#### [Task to complete]
The records below are to be repeated exactly, minus any pictures.

Data items:
☆ ☆ ☆ ☆ ☆
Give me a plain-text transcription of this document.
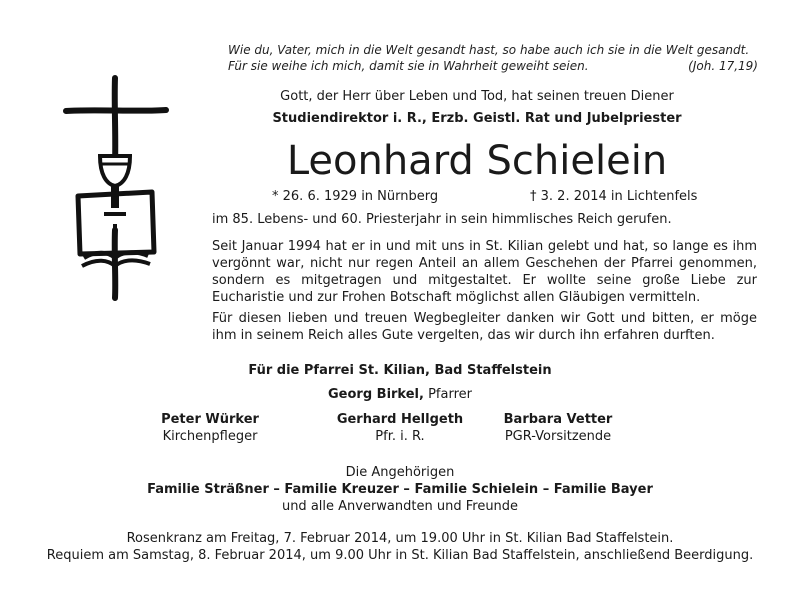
Wie du, Vater, mich in die Welt gesandt hast, so habe auch ich sie in die Welt gesandt.
Für sie weihe ich mich, damit sie in Wahrheit geweiht seien.	(Joh. 17,19)
Gott, der Herr über Leben und Tod, hat seinen treuen Diener
Studiendirektor i. R., Erzb. Geistl. Rat und Jubelpriester
Leonhard Schielein
* 26. 6. 1929 in Nürnberg	† 3. 2. 2014 in Lichtenfels
im 85. Lebens- und 60. Priesterjahr in sein himmlisches Reich gerufen.
Seit Januar 1994 hat er in und mit uns in St. Kilian gelebt und hat, so lange es ihm vergönnt war, nicht nur regen Anteil an allem Geschehen der Pfarrei genommen, sondern es mitgetragen und mitgestaltet. Er wollte seine große Liebe zur Eucharistie und zur Frohen Botschaft möglichst allen Gläubigen vermitteln.
Für diesen lieben und treuen Wegbegleiter danken wir Gott und bitten, er möge ihm in seinem Reich alles Gute vergelten, das wir durch ihn erfahren durften.
Für die Pfarrei St. Kilian, Bad Staffelstein
Georg Birkel, Pfarrer
Peter Würker
Kirchenpfleger
Gerhard Hellgeth
Pfr. i. R.
Barbara Vetter
PGR-Vorsitzende
Die Angehörigen
Familie Sträßner – Familie Kreuzer – Familie Schielein – Familie Bayer
und alle Anverwandten und Freunde
Rosenkranz am Freitag, 7. Februar 2014, um 19.00 Uhr in St. Kilian Bad Staffelstein.
Requiem am Samstag, 8. Februar 2014, um 9.00 Uhr in St. Kilian Bad Staffelstein, anschließend Beerdigung.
☆ ☆ ☆ ☆ ☆
#### [Expected answer]
Give me a plain-text transcription of this document.
Wie du, Vater, mich in die Welt gesandt hast, so habe auch ich sie in die Welt gesandt.
Für sie weihe ich mich, damit sie in Wahrheit geweiht seien.	(Joh. 17,19)
Gott, der Herr über Leben und Tod, hat seinen treuen Diener
Studiendirektor i. R., Erzb. Geistl. Rat und Jubelpriester
Leonhard Schielein
* 26. 6. 1929 in Nürnberg	† 3. 2. 2014 in Lichtenfels
im 85. Lebens- und 60. Priesterjahr in sein himmlisches Reich gerufen.
Seit Januar 1994 hat er in und mit uns in St. Kilian gelebt und hat, so lange es ihm vergönnt war, nicht nur regen Anteil an allem Geschehen der Pfarrei genommen, sondern es mitgetragen und mitgestaltet. Er wollte seine große Liebe zur Eucharistie und zur Frohen Botschaft möglichst allen Gläubigen vermitteln.
Für diesen lieben und treuen Wegbegleiter danken wir Gott und bitten, er möge ihm in seinem Reich alles Gute vergelten, das wir durch ihn erfahren durften.
Für die Pfarrei St. Kilian, Bad Staffelstein
Georg Birkel, Pfarrer
Peter Würker
Kirchenpfleger
Gerhard Hellgeth
Pfr. i. R.
Barbara Vetter
PGR-Vorsitzende
Die Angehörigen
Familie Sträßner – Familie Kreuzer – Familie Schielein – Familie Bayer
und alle Anverwandten und Freunde
Rosenkranz am Freitag, 7. Februar 2014, um 19.00 Uhr in St. Kilian Bad Staffelstein.
Requiem am Samstag, 8. Februar 2014, um 9.00 Uhr in St. Kilian Bad Staffelstein, anschließend Beerdigung.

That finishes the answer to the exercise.